Exercise data -
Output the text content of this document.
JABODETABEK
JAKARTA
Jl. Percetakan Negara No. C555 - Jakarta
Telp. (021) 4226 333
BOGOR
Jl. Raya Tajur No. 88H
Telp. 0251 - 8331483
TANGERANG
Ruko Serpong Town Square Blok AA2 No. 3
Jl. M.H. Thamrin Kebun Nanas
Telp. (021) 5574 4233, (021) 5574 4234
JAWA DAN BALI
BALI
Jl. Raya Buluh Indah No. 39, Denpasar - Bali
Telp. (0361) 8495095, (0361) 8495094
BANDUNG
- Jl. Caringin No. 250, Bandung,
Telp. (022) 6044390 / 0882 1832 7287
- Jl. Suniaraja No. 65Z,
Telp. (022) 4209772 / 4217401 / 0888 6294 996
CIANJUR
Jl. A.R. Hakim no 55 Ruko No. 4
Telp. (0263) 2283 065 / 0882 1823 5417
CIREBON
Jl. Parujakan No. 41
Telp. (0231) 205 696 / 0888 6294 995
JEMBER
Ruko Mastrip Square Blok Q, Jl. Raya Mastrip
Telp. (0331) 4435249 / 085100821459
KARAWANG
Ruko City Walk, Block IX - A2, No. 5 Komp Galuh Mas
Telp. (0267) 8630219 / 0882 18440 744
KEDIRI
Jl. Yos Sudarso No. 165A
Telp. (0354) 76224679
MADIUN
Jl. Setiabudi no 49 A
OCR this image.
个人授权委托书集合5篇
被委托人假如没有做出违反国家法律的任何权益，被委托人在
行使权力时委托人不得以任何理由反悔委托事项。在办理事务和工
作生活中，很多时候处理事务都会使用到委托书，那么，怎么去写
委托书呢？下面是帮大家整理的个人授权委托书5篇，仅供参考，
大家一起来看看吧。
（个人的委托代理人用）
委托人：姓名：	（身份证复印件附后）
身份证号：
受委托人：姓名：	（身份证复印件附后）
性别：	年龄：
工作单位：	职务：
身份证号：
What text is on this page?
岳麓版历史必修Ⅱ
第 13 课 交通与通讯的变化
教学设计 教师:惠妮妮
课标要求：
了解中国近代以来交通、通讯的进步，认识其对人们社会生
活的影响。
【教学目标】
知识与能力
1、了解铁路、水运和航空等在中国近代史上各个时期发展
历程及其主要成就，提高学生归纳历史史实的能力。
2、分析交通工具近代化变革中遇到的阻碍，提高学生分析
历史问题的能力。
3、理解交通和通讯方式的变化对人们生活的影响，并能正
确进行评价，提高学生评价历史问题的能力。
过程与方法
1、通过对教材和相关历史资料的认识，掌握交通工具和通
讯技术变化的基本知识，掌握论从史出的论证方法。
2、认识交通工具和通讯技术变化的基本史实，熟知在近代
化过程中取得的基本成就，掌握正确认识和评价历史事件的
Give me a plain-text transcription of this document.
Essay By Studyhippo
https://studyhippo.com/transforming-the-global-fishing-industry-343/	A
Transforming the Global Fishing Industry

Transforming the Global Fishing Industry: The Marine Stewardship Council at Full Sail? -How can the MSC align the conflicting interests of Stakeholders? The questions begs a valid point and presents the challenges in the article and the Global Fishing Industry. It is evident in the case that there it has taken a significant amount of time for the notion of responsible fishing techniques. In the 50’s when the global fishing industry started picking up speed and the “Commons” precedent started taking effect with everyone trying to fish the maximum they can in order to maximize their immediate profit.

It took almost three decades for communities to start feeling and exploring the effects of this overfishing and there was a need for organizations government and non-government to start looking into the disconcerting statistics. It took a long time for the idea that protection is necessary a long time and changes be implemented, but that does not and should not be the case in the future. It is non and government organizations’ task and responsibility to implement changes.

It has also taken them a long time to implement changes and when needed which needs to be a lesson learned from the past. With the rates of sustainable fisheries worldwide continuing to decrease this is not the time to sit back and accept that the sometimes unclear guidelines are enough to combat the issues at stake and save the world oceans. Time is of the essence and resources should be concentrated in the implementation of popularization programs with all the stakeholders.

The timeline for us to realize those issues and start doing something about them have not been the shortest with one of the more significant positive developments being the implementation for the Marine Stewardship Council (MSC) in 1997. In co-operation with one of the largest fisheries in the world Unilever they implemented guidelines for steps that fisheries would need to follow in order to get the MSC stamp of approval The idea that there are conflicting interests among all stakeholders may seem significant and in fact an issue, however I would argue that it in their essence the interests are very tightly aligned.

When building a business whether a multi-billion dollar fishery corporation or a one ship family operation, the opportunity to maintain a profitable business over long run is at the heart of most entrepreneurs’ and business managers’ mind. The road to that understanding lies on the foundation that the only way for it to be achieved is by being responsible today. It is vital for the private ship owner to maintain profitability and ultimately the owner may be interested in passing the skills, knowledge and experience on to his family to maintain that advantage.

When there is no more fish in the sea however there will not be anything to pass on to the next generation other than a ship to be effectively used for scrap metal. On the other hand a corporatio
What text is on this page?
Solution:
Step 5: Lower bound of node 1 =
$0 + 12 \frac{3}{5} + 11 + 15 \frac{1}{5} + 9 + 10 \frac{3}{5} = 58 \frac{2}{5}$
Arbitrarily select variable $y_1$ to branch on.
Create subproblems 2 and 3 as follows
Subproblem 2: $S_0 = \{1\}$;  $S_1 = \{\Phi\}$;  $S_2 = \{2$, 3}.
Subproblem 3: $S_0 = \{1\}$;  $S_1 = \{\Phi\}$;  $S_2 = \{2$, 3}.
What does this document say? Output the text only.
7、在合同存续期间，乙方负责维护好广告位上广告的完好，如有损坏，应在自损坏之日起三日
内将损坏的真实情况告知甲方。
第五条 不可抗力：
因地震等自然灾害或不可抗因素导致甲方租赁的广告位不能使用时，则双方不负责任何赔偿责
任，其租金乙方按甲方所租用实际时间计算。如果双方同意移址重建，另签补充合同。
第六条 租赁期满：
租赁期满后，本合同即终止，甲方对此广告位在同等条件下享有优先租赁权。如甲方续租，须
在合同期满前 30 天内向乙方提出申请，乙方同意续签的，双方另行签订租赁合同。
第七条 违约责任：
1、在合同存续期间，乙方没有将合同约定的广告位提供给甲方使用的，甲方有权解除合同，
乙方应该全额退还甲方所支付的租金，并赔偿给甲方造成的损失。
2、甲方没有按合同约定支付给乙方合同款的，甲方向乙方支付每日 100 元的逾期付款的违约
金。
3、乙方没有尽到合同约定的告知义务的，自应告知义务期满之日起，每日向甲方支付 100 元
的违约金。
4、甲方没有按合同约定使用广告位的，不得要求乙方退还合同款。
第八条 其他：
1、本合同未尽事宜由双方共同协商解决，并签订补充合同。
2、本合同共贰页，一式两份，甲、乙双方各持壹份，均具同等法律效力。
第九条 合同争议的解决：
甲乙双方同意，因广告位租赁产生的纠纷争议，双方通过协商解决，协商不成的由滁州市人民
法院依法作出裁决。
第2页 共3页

Aim of the exercise - Go through the records and print each one exactly.

Solution below -
Output the text content of this document.
JABODETABEK
JAKARTA
Jl. Percetakan Negara No. C555 - Jakarta
Telp. (021) 4226 333
BOGOR
Jl. Raya Tajur No. 88H
Telp. 0251 - 8331483
TANGERANG
Ruko Serpong Town Square Blok AA2 No. 3
Jl. M.H. Thamrin Kebun Nanas
Telp. (021) 5574 4233, (021) 5574 4234
JAWA DAN BALI
BALI
Jl. Raya Buluh Indah No. 39, Denpasar - Bali
Telp. (0361) 8495095, (0361) 8495094
BANDUNG
- Jl. Caringin No. 250, Bandung,
Telp. (022) 6044390 / 0882 1832 7287
- Jl. Suniaraja No. 65Z,
Telp. (022) 4209772 / 4217401 / 0888 6294 996
CIANJUR
Jl. A.R. Hakim no 55 Ruko No. 4
Telp. (0263) 2283 065 / 0882 1823 5417
CIREBON
Jl. Parujakan No. 41
Telp. (0231) 205 696 / 0888 6294 995
JEMBER
Ruko Mastrip Square Blok Q, Jl. Raya Mastrip
Telp. (0331) 4435249 / 085100821459
KARAWANG
Ruko City Walk, Block IX - A2, No. 5 Komp Galuh Mas
Telp. (0267) 8630219 / 0882 18440 744
KEDIRI
Jl. Yos Sudarso No. 165A
Telp. (0354) 76224679
MADIUN
Jl. Setiabudi no 49 A
OCR this image.
个人授权委托书集合5篇
被委托人假如没有做出违反国家法律的任何权益，被委托人在
行使权力时委托人不得以任何理由反悔委托事项。在办理事务和工
作生活中，很多时候处理事务都会使用到委托书，那么，怎么去写
委托书呢？下面是帮大家整理的个人授权委托书5篇，仅供参考，
大家一起来看看吧。
（个人的委托代理人用）
委托人：姓名：	（身份证复印件附后）
身份证号：
受委托人：姓名：	（身份证复印件附后）
性别：	年龄：
工作单位：	职务：
身份证号：
What text is on this page?
岳麓版历史必修Ⅱ
第 13 课 交通与通讯的变化
教学设计 教师:惠妮妮
课标要求：
了解中国近代以来交通、通讯的进步，认识其对人们社会生
活的影响。
【教学目标】
知识与能力
1、了解铁路、水运和航空等在中国近代史上各个时期发展
历程及其主要成就，提高学生归纳历史史实的能力。
2、分析交通工具近代化变革中遇到的阻碍，提高学生分析
历史问题的能力。
3、理解交通和通讯方式的变化对人们生活的影响，并能正
确进行评价，提高学生评价历史问题的能力。
过程与方法
1、通过对教材和相关历史资料的认识，掌握交通工具和通
讯技术变化的基本知识，掌握论从史出的论证方法。
2、认识交通工具和通讯技术变化的基本史实，熟知在近代
化过程中取得的基本成就，掌握正确认识和评价历史事件的
Give me a plain-text transcription of this document.
Essay By Studyhippo
https://studyhippo.com/transforming-the-global-fishing-industry-343/	A
Transforming the Global Fishing Industry

Transforming the Global Fishing Industry: The Marine Stewardship Council at Full Sail? -How can the MSC align the conflicting interests of Stakeholders? The questions begs a valid point and presents the challenges in the article and the Global Fishing Industry. It is evident in the case that there it has taken a significant amount of time for the notion of responsible fishing techniques. In the 50’s when the global fishing industry started picking up speed and the “Commons” precedent started taking effect with everyone trying to fish the maximum they can in order to maximize their immediate profit.

It took almost three decades for communities to start feeling and exploring the effects of this overfishing and there was a need for organizations government and non-government to start looking into the disconcerting statistics. It took a long time for the idea that protection is necessary a long time and changes be implemented, but that does not and should not be the case in the future. It is non and government organizations’ task and responsibility to implement changes.

It has also taken them a long time to implement changes and when needed which needs to be a lesson learned from the past. With the rates of sustainable fisheries worldwide continuing to decrease this is not the time to sit back and accept that the sometimes unclear guidelines are enough to combat the issues at stake and save the world oceans. Time is of the essence and resources should be concentrated in the implementation of popularization programs with all the stakeholders.

The timeline for us to realize those issues and start doing something about them have not been the shortest with one of the more significant positive developments being the implementation for the Marine Stewardship Council (MSC) in 1997. In co-operation with one of the largest fisheries in the world Unilever they implemented guidelines for steps that fisheries would need to follow in order to get the MSC stamp of approval The idea that there are conflicting interests among all stakeholders may seem significant and in fact an issue, however I would argue that it in their essence the interests are very tightly aligned.

When building a business whether a multi-billion dollar fishery corporation or a one ship family operation, the opportunity to maintain a profitable business over long run is at the heart of most entrepreneurs’ and business managers’ mind. The road to that understanding lies on the foundation that the only way for it to be achieved is by being responsible today. It is vital for the private ship owner to maintain profitability and ultimately the owner may be interested in passing the skills, knowledge and experience on to his family to maintain that advantage.

When there is no more fish in the sea however there will not be anything to pass on to the next generation other than a ship to be effectively used for scrap metal. On the other hand a corporatio
What text is on this page?
Solution:
Step 5: Lower bound of node 1 =
$0 + 12 \frac{3}{5} + 11 + 15 \frac{1}{5} + 9 + 10 \frac{3}{5} = 58 \frac{2}{5}$
Arbitrarily select variable $y_1$ to branch on.
Create subproblems 2 and 3 as follows
Subproblem 2: $S_0 = \{1\}$;  $S_1 = \{\Phi\}$;  $S_2 = \{2$, 3}.
Subproblem 3: $S_0 = \{1\}$;  $S_1 = \{\Phi\}$;  $S_2 = \{2$, 3}.
What does this document say? Output the text only.
7、在合同存续期间，乙方负责维护好广告位上广告的完好，如有损坏，应在自损坏之日起三日
内将损坏的真实情况告知甲方。
第五条 不可抗力：
因地震等自然灾害或不可抗因素导致甲方租赁的广告位不能使用时，则双方不负责任何赔偿责
任，其租金乙方按甲方所租用实际时间计算。如果双方同意移址重建，另签补充合同。
第六条 租赁期满：
租赁期满后，本合同即终止，甲方对此广告位在同等条件下享有优先租赁权。如甲方续租，须
在合同期满前 30 天内向乙方提出申请，乙方同意续签的，双方另行签订租赁合同。
第七条 违约责任：
1、在合同存续期间，乙方没有将合同约定的广告位提供给甲方使用的，甲方有权解除合同，
乙方应该全额退还甲方所支付的租金，并赔偿给甲方造成的损失。
2、甲方没有按合同约定支付给乙方合同款的，甲方向乙方支付每日 100 元的逾期付款的违约
金。
3、乙方没有尽到合同约定的告知义务的，自应告知义务期满之日起，每日向甲方支付 100 元
的违约金。
4、甲方没有按合同约定使用广告位的，不得要求乙方退还合同款。
第八条 其他：
1、本合同未尽事宜由双方共同协商解决，并签订补充合同。
2、本合同共贰页，一式两份，甲、乙双方各持壹份，均具同等法律效力。
第九条 合同争议的解决：
甲乙双方同意，因广告位租赁产生的纠纷争议，双方通过协商解决，协商不成的由滁州市人民
法院依法作出裁决。
第2页 共3页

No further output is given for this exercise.